___ Working data ___

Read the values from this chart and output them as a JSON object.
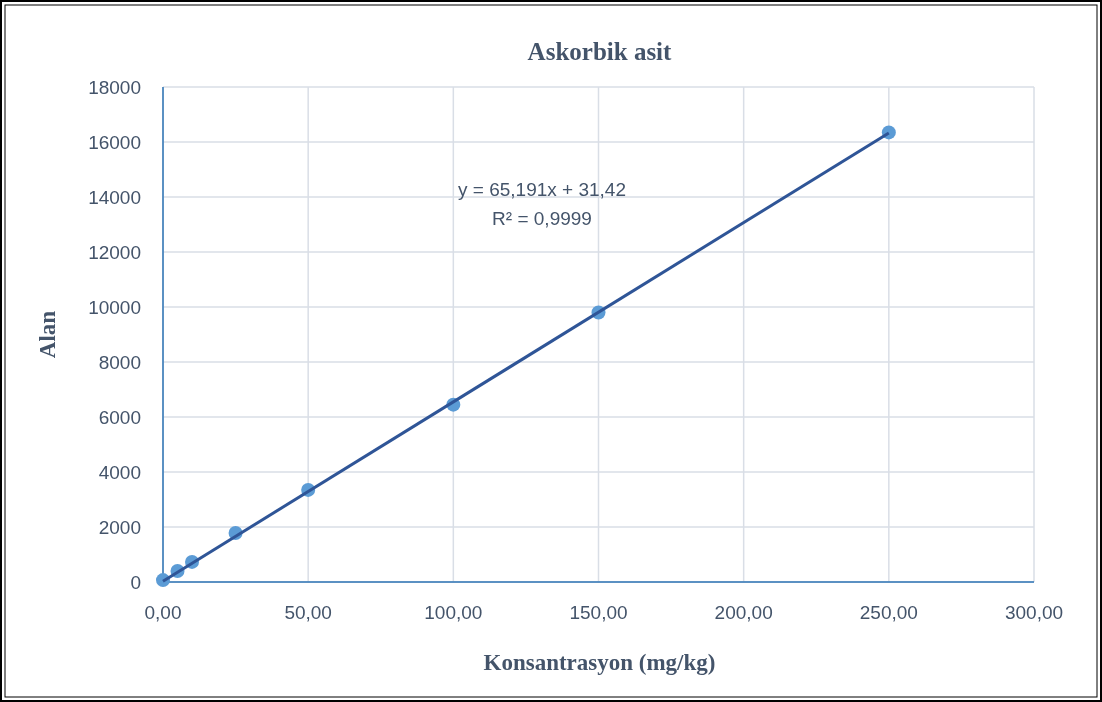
{
  "chart_data": {
    "type": "scatter",
    "title": "Askorbik asit",
    "xlabel": "Konsantrasyon (mg/kg)",
    "ylabel": "Alan",
    "xlim": [
      0,
      300
    ],
    "ylim": [
      0,
      18000
    ],
    "xticks": [
      {
        "value": 0,
        "label": "0,00"
      },
      {
        "value": 50,
        "label": "50,00"
      },
      {
        "value": 100,
        "label": "100,00"
      },
      {
        "value": 150,
        "label": "150,00"
      },
      {
        "value": 200,
        "label": "200,00"
      },
      {
        "value": 250,
        "label": "250,00"
      },
      {
        "value": 300,
        "label": "300,00"
      }
    ],
    "yticks": [
      0,
      2000,
      4000,
      6000,
      8000,
      10000,
      12000,
      14000,
      16000,
      18000
    ],
    "grid": true,
    "series": [
      {
        "marker": "circle",
        "color": "#5b9bd5",
        "x": [
          0,
          5,
          10,
          25,
          50,
          100,
          150,
          250
        ],
        "values": [
          70,
          400,
          730,
          1780,
          3350,
          6450,
          9800,
          16350
        ]
      },
      {
        "type": "line",
        "color": "#2f5597",
        "x": [
          0,
          250
        ],
        "values": [
          30,
          16330
        ]
      }
    ],
    "annotations": [
      "y = 65,191x + 31,42",
      "R² = 0,9999"
    ]
  }
}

___

## [Challenge]
Without including the pictures, return each record above exactly as it stands.

## [Exercise solution]
Read the values from this chart and output them as a JSON object.
{
  "chart_data": {
    "type": "scatter",
    "title": "Askorbik asit",
    "xlabel": "Konsantrasyon (mg/kg)",
    "ylabel": "Alan",
    "xlim": [
      0,
      300
    ],
    "ylim": [
      0,
      18000
    ],
    "xticks": [
      {
        "value": 0,
        "label": "0,00"
      },
      {
        "value": 50,
        "label": "50,00"
      },
      {
        "value": 100,
        "label": "100,00"
      },
      {
        "value": 150,
        "label": "150,00"
      },
      {
        "value": 200,
        "label": "200,00"
      },
      {
        "value": 250,
        "label": "250,00"
      },
      {
        "value": 300,
        "label": "300,00"
      }
    ],
    "yticks": [
      0,
      2000,
      4000,
      6000,
      8000,
      10000,
      12000,
      14000,
      16000,
      18000
    ],
    "grid": true,
    "series": [
      {
        "marker": "circle",
        "color": "#5b9bd5",
        "x": [
          0,
          5,
          10,
          25,
          50,
          100,
          150,
          250
        ],
        "values": [
          70,
          400,
          730,
          1780,
          3350,
          6450,
          9800,
          16350
        ]
      },
      {
        "type": "line",
        "color": "#2f5597",
        "x": [
          0,
          250
        ],
        "values": [
          30,
          16330
        ]
      }
    ],
    "annotations": [
      "y = 65,191x + 31,42",
      "R² = 0,9999"
    ]
  }
}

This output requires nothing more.